ESTRATTO DELLA PAGINA —
Miniserie biografica che racconta le vicende che hanno portato Tamara a diventare una cantante pop di successo e un'icona negli anni 2000 della tv spagnola.

Consigliato assolutamente no!
n.d.
MYMOVIES 4,00
CRITICA
PUBBLICO
ASSOLUTAMENTE SÌ
Un coraggioso trattato visivo sulla mutazione della soggettività nell'era mediatica.
Recensione di Gabriele Prosperi
venerdì 25 luglio 2025
Recensione di Gabriele Prosperi
venerdì 25 luglio 2025

In un caleidoscopio di luci al neon, suoni sintetici e sogni improbabili, Superstar - prodotta da Netflix - racconta l'ascesa e la caduta di Tamara, poi Yurena, icona controversa della TV spagnola dei primi anni Duemila. Ogni episodio esplora la sua storia da un punto di vista diverso: la madre che ne gestisce la carriera, il compositore delle sue canzoni trash, i rivali bizzarri che l'accompagnano sul palcoscenico mediatico. La realtà si dissolve spesso nel surreale, mentre tra apparizioni, talk show, visioni mistiche e ricordi reinventati si delinea un ritratto multiplo di una donna che, suo malgrado, è diventata un simbolo pop.

Questa recensione non può che cominciare con un appello: che qualcuno, in Italia, un autore visionario o un produttore coraggioso, recuperi l'idea di Superstar e ne faccia una versione italiana.

O meglio ancora, una rilocalizzazione radicale, capace di pescare nel nostro archivio sentimentale e mediale, nelle infinite pieghe della nostra cultura televisiva del desiderio, della vergogna e della rovina.

Forse i nostri fenomeni non sono stati incapsulati in un nome preciso come "tamarismo", ma sono stati altrettanto diffusi, pervasivi e interclassisti. Dalla figura di Valeria Marini a quella di Pamela Prati, che da decenni popolano varietà, reality e rotocalchi tra culto e caricatura, fino a personaggi più laterali e irregolari come Lisa Fusco e Flavia Vento, e l'intero catalogo delle meteore del Grande Fratello: la televisione italiana ha coltivato e consumato con sistematica voracità figure femminili costruite sul confine tra glamour e naufragio.

È la grammatica della trash TV, certo, ma anche il linguaggio di un disastertainment perfettamente codificato, che trova la sua linfa nel piacere colpevole, nella fascinazione per il fallimento, nell'imbarazzo riflesso e riciclato che spinge a guardare mentre si vorrebbe distogliere lo sguardo. Donne mediatiche che, tra paillettes e scandali, hanno incarnato intere stagioni culturali e sono state risucchiate e ridicolizzate da un sistema che si è nutrito della loro esuberanza, delle loro fragilità e della loro solitudine. Superstar dimostra che si può raccontare tutto questo con rispetto, stile, empatia e ironia. Ed è esattamente il tipo di racconto che manca oggi in Italia.

SERIE DI ESERCIZI —
(a) Quali personaggi della televisione italiana sono citati per nome nella recensione di Superstar? Elencali tutti.
(b) Secondo la recensione di Superstar, da chi è prodotta la serie?

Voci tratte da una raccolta

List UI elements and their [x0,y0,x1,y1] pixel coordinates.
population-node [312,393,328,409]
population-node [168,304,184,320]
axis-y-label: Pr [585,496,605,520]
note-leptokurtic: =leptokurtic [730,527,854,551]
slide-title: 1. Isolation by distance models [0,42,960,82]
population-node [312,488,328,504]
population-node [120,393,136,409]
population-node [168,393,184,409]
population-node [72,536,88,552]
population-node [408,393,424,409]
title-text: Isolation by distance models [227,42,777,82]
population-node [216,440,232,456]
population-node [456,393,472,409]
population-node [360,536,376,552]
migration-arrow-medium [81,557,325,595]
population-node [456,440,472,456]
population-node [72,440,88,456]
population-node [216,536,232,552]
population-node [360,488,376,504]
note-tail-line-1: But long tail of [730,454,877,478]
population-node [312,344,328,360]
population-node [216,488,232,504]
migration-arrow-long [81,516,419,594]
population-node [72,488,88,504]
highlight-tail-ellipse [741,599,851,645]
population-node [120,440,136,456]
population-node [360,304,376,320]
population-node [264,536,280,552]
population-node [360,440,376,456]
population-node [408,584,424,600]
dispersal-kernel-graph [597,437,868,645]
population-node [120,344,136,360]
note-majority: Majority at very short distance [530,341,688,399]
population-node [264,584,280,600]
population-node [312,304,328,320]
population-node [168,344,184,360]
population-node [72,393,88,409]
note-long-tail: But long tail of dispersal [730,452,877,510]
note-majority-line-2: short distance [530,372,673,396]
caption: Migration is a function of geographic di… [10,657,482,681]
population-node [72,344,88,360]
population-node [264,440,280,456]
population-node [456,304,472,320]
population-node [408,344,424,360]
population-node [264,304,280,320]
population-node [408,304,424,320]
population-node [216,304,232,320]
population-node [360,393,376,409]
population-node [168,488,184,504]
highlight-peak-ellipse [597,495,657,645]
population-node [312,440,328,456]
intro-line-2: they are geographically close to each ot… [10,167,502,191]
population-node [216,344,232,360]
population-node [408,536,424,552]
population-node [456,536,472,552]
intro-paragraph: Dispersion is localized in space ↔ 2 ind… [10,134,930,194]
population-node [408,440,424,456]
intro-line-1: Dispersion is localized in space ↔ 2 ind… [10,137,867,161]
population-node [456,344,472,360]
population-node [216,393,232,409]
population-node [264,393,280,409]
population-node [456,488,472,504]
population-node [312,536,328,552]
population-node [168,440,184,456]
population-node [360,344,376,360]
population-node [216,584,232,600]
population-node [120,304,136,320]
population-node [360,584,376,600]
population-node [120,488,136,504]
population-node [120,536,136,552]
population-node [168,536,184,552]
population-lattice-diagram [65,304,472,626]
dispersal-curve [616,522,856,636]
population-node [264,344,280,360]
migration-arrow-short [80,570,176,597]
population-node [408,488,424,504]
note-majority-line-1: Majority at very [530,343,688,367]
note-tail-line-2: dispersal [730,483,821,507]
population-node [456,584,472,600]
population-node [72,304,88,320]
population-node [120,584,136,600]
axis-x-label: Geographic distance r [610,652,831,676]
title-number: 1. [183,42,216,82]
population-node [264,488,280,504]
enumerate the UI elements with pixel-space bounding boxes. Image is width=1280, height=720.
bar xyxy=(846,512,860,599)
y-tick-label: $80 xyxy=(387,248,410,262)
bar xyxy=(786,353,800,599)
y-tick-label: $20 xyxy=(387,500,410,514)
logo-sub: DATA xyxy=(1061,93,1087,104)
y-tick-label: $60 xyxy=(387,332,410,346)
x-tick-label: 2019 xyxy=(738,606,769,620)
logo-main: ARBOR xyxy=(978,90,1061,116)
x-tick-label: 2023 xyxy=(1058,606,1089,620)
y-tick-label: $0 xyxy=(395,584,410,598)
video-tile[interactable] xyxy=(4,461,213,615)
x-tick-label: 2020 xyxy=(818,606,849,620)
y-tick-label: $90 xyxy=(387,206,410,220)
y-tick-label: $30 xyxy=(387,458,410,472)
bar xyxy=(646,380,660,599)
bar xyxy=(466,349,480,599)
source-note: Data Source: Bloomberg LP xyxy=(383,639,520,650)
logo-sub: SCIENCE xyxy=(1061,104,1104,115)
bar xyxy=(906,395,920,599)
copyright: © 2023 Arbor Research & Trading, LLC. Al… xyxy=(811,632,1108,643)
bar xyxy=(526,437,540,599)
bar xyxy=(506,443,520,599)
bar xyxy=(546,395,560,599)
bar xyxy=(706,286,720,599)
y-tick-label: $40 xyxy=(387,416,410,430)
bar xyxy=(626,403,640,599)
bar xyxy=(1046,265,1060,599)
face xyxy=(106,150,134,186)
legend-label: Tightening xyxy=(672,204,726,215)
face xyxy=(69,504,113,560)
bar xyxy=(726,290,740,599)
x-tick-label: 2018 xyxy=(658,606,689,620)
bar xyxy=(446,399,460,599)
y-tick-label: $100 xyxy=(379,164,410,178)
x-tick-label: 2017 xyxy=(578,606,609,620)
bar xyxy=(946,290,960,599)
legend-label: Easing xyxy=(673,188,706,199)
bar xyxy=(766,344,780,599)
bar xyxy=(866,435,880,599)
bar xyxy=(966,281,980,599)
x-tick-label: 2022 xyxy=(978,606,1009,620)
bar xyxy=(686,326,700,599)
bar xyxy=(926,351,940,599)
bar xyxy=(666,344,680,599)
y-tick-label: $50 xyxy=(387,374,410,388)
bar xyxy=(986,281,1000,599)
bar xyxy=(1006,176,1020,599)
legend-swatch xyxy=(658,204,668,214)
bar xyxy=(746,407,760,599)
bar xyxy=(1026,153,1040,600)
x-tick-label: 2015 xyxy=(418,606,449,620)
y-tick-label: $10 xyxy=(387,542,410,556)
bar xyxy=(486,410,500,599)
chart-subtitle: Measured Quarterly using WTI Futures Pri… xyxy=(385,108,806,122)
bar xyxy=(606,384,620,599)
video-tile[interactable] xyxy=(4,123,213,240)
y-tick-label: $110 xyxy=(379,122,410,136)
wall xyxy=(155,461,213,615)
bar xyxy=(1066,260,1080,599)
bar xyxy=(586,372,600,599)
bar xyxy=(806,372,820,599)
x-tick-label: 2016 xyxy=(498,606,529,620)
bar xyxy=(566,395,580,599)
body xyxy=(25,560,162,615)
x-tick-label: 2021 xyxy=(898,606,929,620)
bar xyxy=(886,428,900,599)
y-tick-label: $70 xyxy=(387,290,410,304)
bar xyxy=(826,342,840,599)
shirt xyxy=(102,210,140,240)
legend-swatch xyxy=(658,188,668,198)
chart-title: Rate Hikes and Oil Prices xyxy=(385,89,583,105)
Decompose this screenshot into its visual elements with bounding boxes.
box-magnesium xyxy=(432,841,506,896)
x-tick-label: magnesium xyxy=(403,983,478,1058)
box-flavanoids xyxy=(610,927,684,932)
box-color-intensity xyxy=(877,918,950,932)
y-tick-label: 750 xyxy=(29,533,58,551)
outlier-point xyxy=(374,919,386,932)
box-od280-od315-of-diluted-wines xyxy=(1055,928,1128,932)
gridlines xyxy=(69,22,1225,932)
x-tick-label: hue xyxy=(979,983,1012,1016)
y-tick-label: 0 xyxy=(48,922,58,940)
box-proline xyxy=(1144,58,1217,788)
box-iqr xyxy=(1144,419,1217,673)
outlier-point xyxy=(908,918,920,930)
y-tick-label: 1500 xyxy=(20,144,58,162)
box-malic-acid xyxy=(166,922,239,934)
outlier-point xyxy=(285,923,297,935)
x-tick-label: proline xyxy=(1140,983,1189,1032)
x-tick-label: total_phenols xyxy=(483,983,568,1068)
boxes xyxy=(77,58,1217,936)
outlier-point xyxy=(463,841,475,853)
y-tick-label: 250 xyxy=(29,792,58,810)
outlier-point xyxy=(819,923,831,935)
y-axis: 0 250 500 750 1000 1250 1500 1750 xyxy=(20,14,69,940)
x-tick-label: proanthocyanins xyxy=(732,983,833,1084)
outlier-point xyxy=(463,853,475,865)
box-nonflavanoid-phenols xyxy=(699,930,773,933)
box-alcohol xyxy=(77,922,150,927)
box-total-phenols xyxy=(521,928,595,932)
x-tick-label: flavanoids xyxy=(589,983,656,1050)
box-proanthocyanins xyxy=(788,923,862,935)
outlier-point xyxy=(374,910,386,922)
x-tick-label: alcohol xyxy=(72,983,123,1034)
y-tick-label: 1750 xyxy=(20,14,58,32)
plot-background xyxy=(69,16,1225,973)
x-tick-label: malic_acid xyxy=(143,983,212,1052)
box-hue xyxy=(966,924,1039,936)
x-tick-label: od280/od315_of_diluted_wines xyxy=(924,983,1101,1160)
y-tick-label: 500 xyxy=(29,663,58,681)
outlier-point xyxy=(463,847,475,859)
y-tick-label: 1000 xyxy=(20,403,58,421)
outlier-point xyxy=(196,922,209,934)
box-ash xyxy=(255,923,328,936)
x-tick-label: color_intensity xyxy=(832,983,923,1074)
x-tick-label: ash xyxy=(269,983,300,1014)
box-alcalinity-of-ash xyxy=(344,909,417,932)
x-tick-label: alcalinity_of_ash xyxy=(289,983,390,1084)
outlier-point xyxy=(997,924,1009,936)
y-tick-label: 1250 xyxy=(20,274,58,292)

ELENCO RISPOSTE —
(a) Valeria Marini, Pamela Prati, Lisa Fusco, Flavia Vento

(b) Da Netflix.